◆ SHORT EXERCISE: Transcribe all of the material exactly, except for its pictures.

[Dataset rows]
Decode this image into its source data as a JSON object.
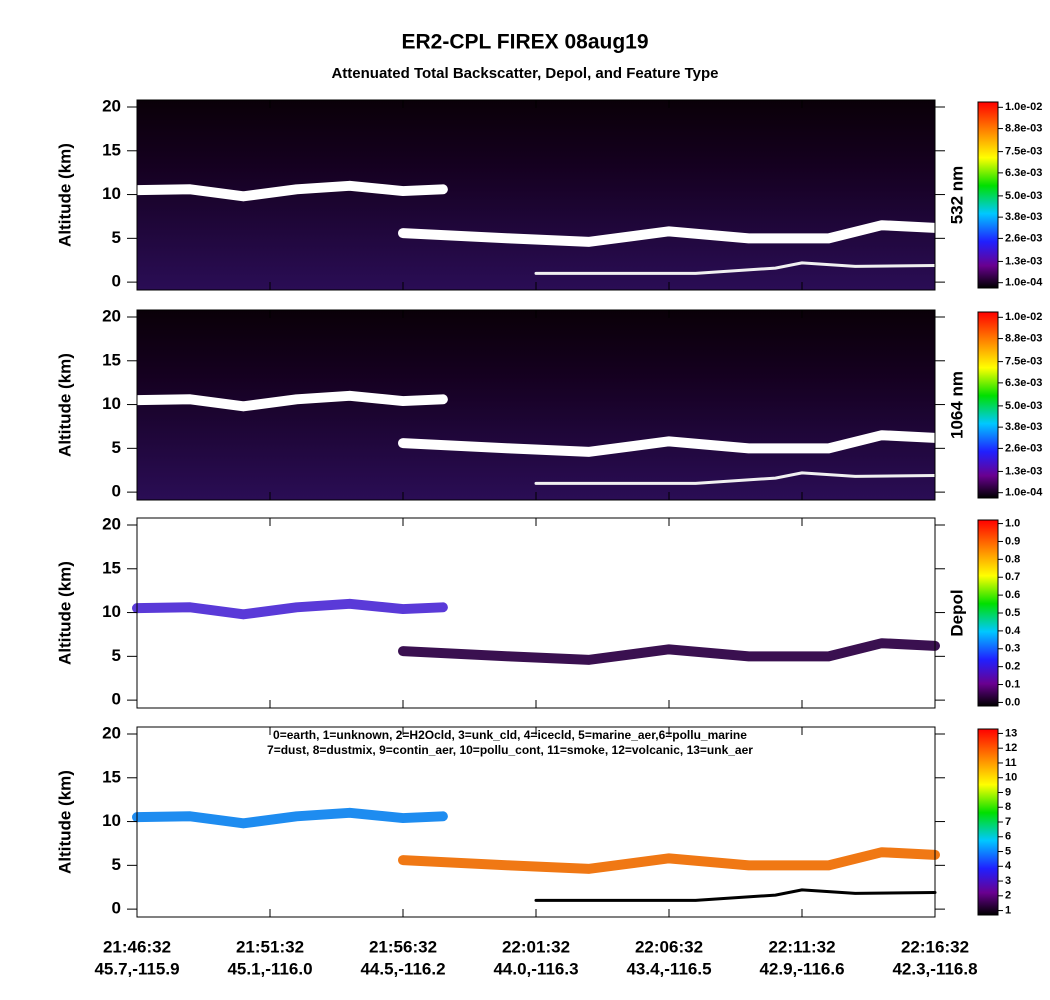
{
  "title": "ER2-CPL FIREX 08aug19",
  "subtitle": "Attenuated Total Backscatter, Depol, and Feature Type",
  "xlim": [
    0,
    30
  ],
  "xticks": [
    {
      "value": 0,
      "label": "21:46:32"
    },
    {
      "value": 5,
      "label": "21:51:32"
    },
    {
      "value": 10,
      "label": "21:56:32"
    },
    {
      "value": 15,
      "label": "22:01:32"
    },
    {
      "value": 20,
      "label": "22:06:32"
    },
    {
      "value": 25,
      "label": "22:11:32"
    },
    {
      "value": 30,
      "label": "22:16:32"
    }
  ],
  "xtick_positions": [
    "45.7,-115.9",
    "45.1,-116.0",
    "44.5,-116.2",
    "44.0,-116.3",
    "43.4,-116.5",
    "42.9,-116.6",
    "42.3,-116.8"
  ],
  "chart_data": [
    {
      "type": "curtain",
      "ylabel": "Altitude (km)",
      "ylim": [
        -0.9,
        20.8
      ],
      "yticks": [
        0,
        5,
        10,
        15,
        20
      ],
      "colorbar_label": "532 nm",
      "clim": [
        -0.0002,
        0.0103
      ],
      "cticks": [
        {
          "value": 0.0001,
          "label": "1.0e-04"
        },
        {
          "value": 0.0013,
          "label": "1.3e-03"
        },
        {
          "value": 0.0026,
          "label": "2.6e-03"
        },
        {
          "value": 0.0038,
          "label": "3.8e-03"
        },
        {
          "value": 0.005,
          "label": "5.0e-03"
        },
        {
          "value": 0.0063,
          "label": "6.3e-03"
        },
        {
          "value": 0.0075,
          "label": "7.5e-03"
        },
        {
          "value": 0.0088,
          "label": "8.8e-03"
        },
        {
          "value": 0.01,
          "label": "1.0e-02"
        }
      ],
      "series": [
        {
          "color": "#ffffff",
          "x": [
            0,
            2,
            4,
            6,
            8,
            10,
            11.5
          ],
          "values": [
            10.5,
            10.6,
            9.8,
            10.6,
            11,
            10.4,
            10.6
          ]
        },
        {
          "color": "#ffffff",
          "x": [
            10,
            14,
            17,
            20,
            23,
            26,
            28,
            30
          ],
          "values": [
            5.6,
            5,
            4.6,
            5.8,
            5,
            5,
            6.5,
            6.2
          ]
        },
        {
          "color": "#f0f0f0",
          "x": [
            15,
            18,
            21,
            24,
            25,
            27,
            30
          ],
          "values": [
            1,
            1,
            1,
            1.6,
            2.2,
            1.8,
            1.9
          ]
        }
      ]
    },
    {
      "type": "curtain",
      "ylabel": "Altitude (km)",
      "ylim": [
        -0.9,
        20.8
      ],
      "yticks": [
        0,
        5,
        10,
        15,
        20
      ],
      "colorbar_label": "1064 nm",
      "clim": [
        -0.0002,
        0.0103
      ],
      "cticks": [
        {
          "value": 0.0001,
          "label": "1.0e-04"
        },
        {
          "value": 0.0013,
          "label": "1.3e-03"
        },
        {
          "value": 0.0026,
          "label": "2.6e-03"
        },
        {
          "value": 0.0038,
          "label": "3.8e-03"
        },
        {
          "value": 0.005,
          "label": "5.0e-03"
        },
        {
          "value": 0.0063,
          "label": "6.3e-03"
        },
        {
          "value": 0.0075,
          "label": "7.5e-03"
        },
        {
          "value": 0.0088,
          "label": "8.8e-03"
        },
        {
          "value": 0.01,
          "label": "1.0e-02"
        }
      ],
      "series": [
        {
          "color": "#ffffff",
          "x": [
            0,
            2,
            4,
            6,
            8,
            10,
            11.5
          ],
          "values": [
            10.5,
            10.6,
            9.8,
            10.6,
            11,
            10.4,
            10.6
          ]
        },
        {
          "color": "#ffffff",
          "x": [
            10,
            14,
            17,
            20,
            23,
            26,
            28,
            30
          ],
          "values": [
            5.6,
            5,
            4.6,
            5.8,
            5,
            5,
            6.5,
            6.2
          ]
        },
        {
          "color": "#f0f0f0",
          "x": [
            15,
            18,
            21,
            24,
            25,
            27,
            30
          ],
          "values": [
            1,
            1,
            1,
            1.6,
            2.2,
            1.8,
            1.9
          ]
        }
      ]
    },
    {
      "type": "curtain",
      "ylabel": "Altitude (km)",
      "ylim": [
        -0.9,
        20.8
      ],
      "yticks": [
        0,
        5,
        10,
        15,
        20
      ],
      "colorbar_label": "Depol",
      "clim": [
        -0.02,
        1.02
      ],
      "cticks": [
        {
          "value": 0,
          "label": "0.0"
        },
        0.1,
        0.2,
        0.3,
        0.4,
        0.5,
        0.6,
        0.7,
        0.8,
        0.9,
        {
          "value": 1,
          "label": "1.0"
        }
      ],
      "series": [
        {
          "color": "#5a3ad8",
          "x": [
            0,
            2,
            4,
            6,
            8,
            10,
            11.5
          ],
          "values": [
            10.5,
            10.6,
            9.8,
            10.6,
            11,
            10.4,
            10.6
          ]
        },
        {
          "color": "#3a1050",
          "x": [
            10,
            14,
            17,
            20,
            23,
            26,
            28,
            30
          ],
          "values": [
            5.6,
            5,
            4.6,
            5.8,
            5,
            5,
            6.5,
            6.2
          ]
        }
      ]
    },
    {
      "type": "curtain",
      "ylabel": "Altitude (km)",
      "ylim": [
        -0.9,
        20.8
      ],
      "yticks": [
        0,
        5,
        10,
        15,
        20
      ],
      "clim": [
        0.7,
        13.3
      ],
      "cticks": [
        1,
        2,
        3,
        4,
        5,
        6,
        7,
        8,
        9,
        10,
        11,
        12,
        13
      ],
      "annotations": [
        "0=earth, 1=unknown, 2=H2Ocld, 3=unk_cld, 4=icecld, 5=marine_aer,6=pollu_marine",
        "7=dust, 8=dustmix, 9=contin_aer, 10=pollu_cont, 11=smoke, 12=volcanic, 13=unk_aer"
      ],
      "series": [
        {
          "color": "#1e8cf0",
          "x": [
            0,
            2,
            4,
            6,
            8,
            10,
            11.5
          ],
          "values": [
            10.5,
            10.6,
            9.8,
            10.6,
            11,
            10.4,
            10.6
          ]
        },
        {
          "color": "#f07814",
          "x": [
            10,
            14,
            17,
            20,
            23,
            26,
            28,
            30
          ],
          "values": [
            5.6,
            5,
            4.6,
            5.8,
            5,
            5,
            6.5,
            6.2
          ]
        },
        {
          "color": "#000000",
          "x": [
            15,
            18,
            21,
            24,
            25,
            27,
            30
          ],
          "values": [
            1,
            1,
            1,
            1.6,
            2.2,
            1.8,
            1.9
          ]
        }
      ]
    }
  ]
}
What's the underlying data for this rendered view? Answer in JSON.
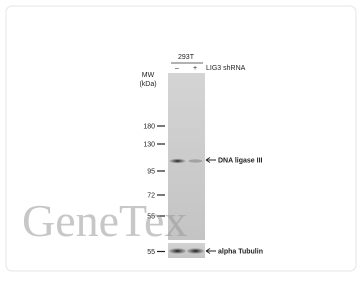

◆ CORRECT OUTPUT:
Decode this image into its source data as a JSON object.
{
  "title": "ER2-CPL FIREX 08aug19",
  "subtitle": "Attenuated Total Backscatter, Depol, and Feature Type",
  "xlim": [
    0,
    30
  ],
  "xticks": [
    {
      "value": 0,
      "label": "21:46:32"
    },
    {
      "value": 5,
      "label": "21:51:32"
    },
    {
      "value": 10,
      "label": "21:56:32"
    },
    {
      "value": 15,
      "label": "22:01:32"
    },
    {
      "value": 20,
      "label": "22:06:32"
    },
    {
      "value": 25,
      "label": "22:11:32"
    },
    {
      "value": 30,
      "label": "22:16:32"
    }
  ],
  "xtick_positions": [
    "45.7,-115.9",
    "45.1,-116.0",
    "44.5,-116.2",
    "44.0,-116.3",
    "43.4,-116.5",
    "42.9,-116.6",
    "42.3,-116.8"
  ],
  "chart_data": [
    {
      "type": "curtain",
      "ylabel": "Altitude (km)",
      "ylim": [
        -0.9,
        20.8
      ],
      "yticks": [
        0,
        5,
        10,
        15,
        20
      ],
      "colorbar_label": "532 nm",
      "clim": [
        -0.0002,
        0.0103
      ],
      "cticks": [
        {
          "value": 0.0001,
          "label": "1.0e-04"
        },
        {
          "value": 0.0013,
          "label": "1.3e-03"
        },
        {
          "value": 0.0026,
          "label": "2.6e-03"
        },
        {
          "value": 0.0038,
          "label": "3.8e-03"
        },
        {
          "value": 0.005,
          "label": "5.0e-03"
        },
        {
          "value": 0.0063,
          "label": "6.3e-03"
        },
        {
          "value": 0.0075,
          "label": "7.5e-03"
        },
        {
          "value": 0.0088,
          "label": "8.8e-03"
        },
        {
          "value": 0.01,
          "label": "1.0e-02"
        }
      ],
      "series": [
        {
          "color": "#ffffff",
          "x": [
            0,
            2,
            4,
            6,
            8,
            10,
            11.5
          ],
          "values": [
            10.5,
            10.6,
            9.8,
            10.6,
            11,
            10.4,
            10.6
          ]
        },
        {
          "color": "#ffffff",
          "x": [
            10,
            14,
            17,
            20,
            23,
            26,
            28,
            30
          ],
          "values": [
            5.6,
            5,
            4.6,
            5.8,
            5,
            5,
            6.5,
            6.2
          ]
        },
        {
          "color": "#f0f0f0",
          "x": [
            15,
            18,
            21,
            24,
            25,
            27,
            30
          ],
          "values": [
            1,
            1,
            1,
            1.6,
            2.2,
            1.8,
            1.9
          ]
        }
      ]
    },
    {
      "type": "curtain",
      "ylabel": "Altitude (km)",
      "ylim": [
        -0.9,
        20.8
      ],
      "yticks": [
        0,
        5,
        10,
        15,
        20
      ],
      "colorbar_label": "1064 nm",
      "clim": [
        -0.0002,
        0.0103
      ],
      "cticks": [
        {
          "value": 0.0001,
          "label": "1.0e-04"
        },
        {
          "value": 0.0013,
          "label": "1.3e-03"
        },
        {
          "value": 0.0026,
          "label": "2.6e-03"
        },
        {
          "value": 0.0038,
          "label": "3.8e-03"
        },
        {
          "value": 0.005,
          "label": "5.0e-03"
        },
        {
          "value": 0.0063,
          "label": "6.3e-03"
        },
        {
          "value": 0.0075,
          "label": "7.5e-03"
        },
        {
          "value": 0.0088,
          "label": "8.8e-03"
        },
        {
          "value": 0.01,
          "label": "1.0e-02"
        }
      ],
      "series": [
        {
          "color": "#ffffff",
          "x": [
            0,
            2,
            4,
            6,
            8,
            10,
            11.5
          ],
          "values": [
            10.5,
            10.6,
            9.8,
            10.6,
            11,
            10.4,
            10.6
          ]
        },
        {
          "color": "#ffffff",
          "x": [
            10,
            14,
            17,
            20,
            23,
            26,
            28,
            30
          ],
          "values": [
            5.6,
            5,
            4.6,
            5.8,
            5,
            5,
            6.5,
            6.2
          ]
        },
        {
          "color": "#f0f0f0",
          "x": [
            15,
            18,
            21,
            24,
            25,
            27,
            30
          ],
          "values": [
            1,
            1,
            1,
            1.6,
            2.2,
            1.8,
            1.9
          ]
        }
      ]
    },
    {
      "type": "curtain",
      "ylabel": "Altitude (km)",
      "ylim": [
        -0.9,
        20.8
      ],
      "yticks": [
        0,
        5,
        10,
        15,
        20
      ],
      "colorbar_label": "Depol",
      "clim": [
        -0.02,
        1.02
      ],
      "cticks": [
        {
          "value": 0,
          "label": "0.0"
        },
        0.1,
        0.2,
        0.3,
        0.4,
        0.5,
        0.6,
        0.7,
        0.8,
        0.9,
        {
          "value": 1,
          "label": "1.0"
        }
      ],
      "series": [
        {
          "color": "#5a3ad8",
          "x": [
            0,
            2,
            4,
            6,
            8,
            10,
            11.5
          ],
          "values": [
            10.5,
            10.6,
            9.8,
            10.6,
            11,
            10.4,
            10.6
          ]
        },
        {
          "color": "#3a1050",
          "x": [
            10,
            14,
            17,
            20,
            23,
            26,
            28,
            30
          ],
          "values": [
            5.6,
            5,
            4.6,
            5.8,
            5,
            5,
            6.5,
            6.2
          ]
        }
      ]
    },
    {
      "type": "curtain",
      "ylabel": "Altitude (km)",
      "ylim": [
        -0.9,
        20.8
      ],
      "yticks": [
        0,
        5,
        10,
        15,
        20
      ],
      "clim": [
        0.7,
        13.3
      ],
      "cticks": [
        1,
        2,
        3,
        4,
        5,
        6,
        7,
        8,
        9,
        10,
        11,
        12,
        13
      ],
      "annotations": [
        "0=earth, 1=unknown, 2=H2Ocld, 3=unk_cld, 4=icecld, 5=marine_aer,6=pollu_marine",
        "7=dust, 8=dustmix, 9=contin_aer, 10=pollu_cont, 11=smoke, 12=volcanic, 13=unk_aer"
      ],
      "series": [
        {
          "color": "#1e8cf0",
          "x": [
            0,
            2,
            4,
            6,
            8,
            10,
            11.5
          ],
          "values": [
            10.5,
            10.6,
            9.8,
            10.6,
            11,
            10.4,
            10.6
          ]
        },
        {
          "color": "#f07814",
          "x": [
            10,
            14,
            17,
            20,
            23,
            26,
            28,
            30
          ],
          "values": [
            5.6,
            5,
            4.6,
            5.8,
            5,
            5,
            6.5,
            6.2
          ]
        },
        {
          "color": "#000000",
          "x": [
            15,
            18,
            21,
            24,
            25,
            27,
            30
          ],
          "values": [
            1,
            1,
            1,
            1.6,
            2.2,
            1.8,
            1.9
          ]
        }
      ]
    }
  ]
}
What's the underlying data for this rendered view? Answer in JSON.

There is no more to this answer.